Milos has more than ninety beaches… here are the ones genuinely worth your time, from the famous to the hidden to the downright strange.

Of all the Greek islands I’ve spent time on, Milos has the most extraordinary coastline. It’s the island’s volcanic geology that does it: white, chalky rock and soil meeting impossibly blue-green water, producing some of the most dramatic and varied coastal scenery anywhere in Europe. No two beaches here look quite the same.

The flip side of having ninety-plus beaches is that it’s genuinely hard to know where to start. So, having spent weeks on the island working my way through a good few dozen of them, I’ve put together this honest guide to the ones genuinely worth your time, whether you’re after a postcard-perfect swim, a proper adventure, or something you’ve never seen the likes of before.

Here are the best beaches in Milos.

The Best Beaches in Milos

Sarakiniko: The Moon Beach

Sarakiniko Beach

If you’ve seen one photo of Milos, it was almost certainly Sarakiniko, and it’s the one beach you genuinely cannot skip. Nicknamed “Moon Beach,” it’s a sweep of smooth, blinding-white volcanic rock so otherworldly it genuinely looks lunar, undulating in soft, sculpted waves before dropping away into deep, sparkling blue water.

What’s surprising when you arrive is how little actual sand there is. There’s a small strip where you can wade into the water, but the real draw is the surreal white rockscape itself, which you can sunbathe on, explore, or use as a launchpad for cliff-jumping into the sea below. Walking among those rippling white rocks with the blue beyond feels like being on a film set, and it’s every bit as photogenic in person as the pictures suggest.

Top Tip

The secret is well and truly out here, so timing is everything. Go early in the morning or late in the afternoon to beat both the crowds and the fierce midday sun. We arrived at around 8:30am and there were already a fair few people there; by the time we left at 10am, the car park and the rocks were filling up fast. For the full lowdown, see my dedicated Sarakiniko guide.

-=-=-=-=-

To be done:
a: According to the Milos beaches guide, what can visitors do on the white rockscape at Sarakiniko? List each activity.
b: Answer these questions from the Milos beaches guide:
(i) How many beaches does Milos have?
(ii) What nickname does Sarakiniko have?
(iii) At about what time did the writer arrive at Sarakiniko?

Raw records
-=-=-=-=-

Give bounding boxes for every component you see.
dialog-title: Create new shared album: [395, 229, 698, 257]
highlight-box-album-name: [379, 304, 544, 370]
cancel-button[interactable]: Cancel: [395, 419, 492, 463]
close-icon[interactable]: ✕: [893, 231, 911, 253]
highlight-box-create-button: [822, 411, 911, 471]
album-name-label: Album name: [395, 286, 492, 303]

-=-=-=-=-

Solutions to each task:
a:
- Sunbathe on it
- Explore it
- Use it as a launchpad for cliff-jumping into the sea below

b:
(i) More than ninety
(ii) "Moon Beach"
(iii) Around 8:30am